REQUEST.
Print all entries word for word.

ENTRIES SHOWN.
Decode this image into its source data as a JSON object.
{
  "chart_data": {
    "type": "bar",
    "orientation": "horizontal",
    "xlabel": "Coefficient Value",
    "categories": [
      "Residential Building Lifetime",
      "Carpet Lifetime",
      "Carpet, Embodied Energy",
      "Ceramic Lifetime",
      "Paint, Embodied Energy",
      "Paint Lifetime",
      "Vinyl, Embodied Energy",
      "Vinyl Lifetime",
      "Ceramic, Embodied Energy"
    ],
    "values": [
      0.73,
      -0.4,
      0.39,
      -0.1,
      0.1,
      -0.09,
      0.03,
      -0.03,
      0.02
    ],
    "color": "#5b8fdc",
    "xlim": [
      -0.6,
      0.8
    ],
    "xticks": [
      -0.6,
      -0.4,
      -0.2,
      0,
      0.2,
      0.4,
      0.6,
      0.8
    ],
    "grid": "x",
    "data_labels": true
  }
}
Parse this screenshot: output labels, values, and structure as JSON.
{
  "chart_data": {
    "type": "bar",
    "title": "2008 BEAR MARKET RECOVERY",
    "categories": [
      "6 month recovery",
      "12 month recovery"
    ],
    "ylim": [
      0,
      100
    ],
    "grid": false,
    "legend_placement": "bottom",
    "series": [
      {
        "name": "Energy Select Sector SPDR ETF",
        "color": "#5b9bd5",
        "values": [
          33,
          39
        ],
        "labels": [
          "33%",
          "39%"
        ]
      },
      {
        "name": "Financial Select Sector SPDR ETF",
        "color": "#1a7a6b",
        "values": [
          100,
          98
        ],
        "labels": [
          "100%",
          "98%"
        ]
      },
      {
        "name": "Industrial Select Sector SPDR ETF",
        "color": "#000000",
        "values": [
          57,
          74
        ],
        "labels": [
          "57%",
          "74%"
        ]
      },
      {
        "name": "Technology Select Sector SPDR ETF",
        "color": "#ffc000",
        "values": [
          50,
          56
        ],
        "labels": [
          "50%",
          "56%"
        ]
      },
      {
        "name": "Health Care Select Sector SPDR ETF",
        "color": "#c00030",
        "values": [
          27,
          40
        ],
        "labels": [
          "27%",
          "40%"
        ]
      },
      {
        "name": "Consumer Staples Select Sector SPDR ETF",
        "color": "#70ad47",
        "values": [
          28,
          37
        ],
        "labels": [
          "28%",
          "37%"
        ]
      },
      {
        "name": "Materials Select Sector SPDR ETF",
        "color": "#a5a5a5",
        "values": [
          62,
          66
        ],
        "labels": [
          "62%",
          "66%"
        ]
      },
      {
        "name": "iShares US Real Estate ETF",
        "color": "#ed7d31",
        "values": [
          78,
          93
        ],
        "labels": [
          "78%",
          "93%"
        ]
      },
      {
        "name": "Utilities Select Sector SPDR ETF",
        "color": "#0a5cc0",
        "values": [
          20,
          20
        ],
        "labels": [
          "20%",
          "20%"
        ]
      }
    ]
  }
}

ANSWER FOR THIS EXERCISE.
Decode this image into its source data as a JSON object.
{
  "chart_data": {
    "type": "bar",
    "orientation": "horizontal",
    "xlabel": "Coefficient Value",
    "categories": [
      "Residential Building Lifetime",
      "Carpet Lifetime",
      "Carpet, Embodied Energy",
      "Ceramic Lifetime",
      "Paint, Embodied Energy",
      "Paint Lifetime",
      "Vinyl, Embodied Energy",
      "Vinyl Lifetime",
      "Ceramic, Embodied Energy"
    ],
    "values": [
      0.73,
      -0.4,
      0.39,
      -0.1,
      0.1,
      -0.09,
      0.03,
      -0.03,
      0.02
    ],
    "color": "#5b8fdc",
    "xlim": [
      -0.6,
      0.8
    ],
    "xticks": [
      -0.6,
      -0.4,
      -0.2,
      0,
      0.2,
      0.4,
      0.6,
      0.8
    ],
    "grid": "x",
    "data_labels": true
  }
}
Parse this screenshot: output labels, values, and structure as JSON.
{
  "chart_data": {
    "type": "bar",
    "title": "2008 BEAR MARKET RECOVERY",
    "categories": [
      "6 month recovery",
      "12 month recovery"
    ],
    "ylim": [
      0,
      100
    ],
    "grid": false,
    "legend_placement": "bottom",
    "series": [
      {
        "name": "Energy Select Sector SPDR ETF",
        "color": "#5b9bd5",
        "values": [
          33,
          39
        ],
        "labels": [
          "33%",
          "39%"
        ]
      },
      {
        "name": "Financial Select Sector SPDR ETF",
        "color": "#1a7a6b",
        "values": [
          100,
          98
        ],
        "labels": [
          "100%",
          "98%"
        ]
      },
      {
        "name": "Industrial Select Sector SPDR ETF",
        "color": "#000000",
        "values": [
          57,
          74
        ],
        "labels": [
          "57%",
          "74%"
        ]
      },
      {
        "name": "Technology Select Sector SPDR ETF",
        "color": "#ffc000",
        "values": [
          50,
          56
        ],
        "labels": [
          "50%",
          "56%"
        ]
      },
      {
        "name": "Health Care Select Sector SPDR ETF",
        "color": "#c00030",
        "values": [
          27,
          40
        ],
        "labels": [
          "27%",
          "40%"
        ]
      },
      {
        "name": "Consumer Staples Select Sector SPDR ETF",
        "color": "#70ad47",
        "values": [
          28,
          37
        ],
        "labels": [
          "28%",
          "37%"
        ]
      },
      {
        "name": "Materials Select Sector SPDR ETF",
        "color": "#a5a5a5",
        "values": [
          62,
          66
        ],
        "labels": [
          "62%",
          "66%"
        ]
      },
      {
        "name": "iShares US Real Estate ETF",
        "color": "#ed7d31",
        "values": [
          78,
          93
        ],
        "labels": [
          "78%",
          "93%"
        ]
      },
      {
        "name": "Utilities Select Sector SPDR ETF",
        "color": "#0a5cc0",
        "values": [
          20,
          20
        ],
        "labels": [
          "20%",
          "20%"
        ]
      }
    ]
  }
}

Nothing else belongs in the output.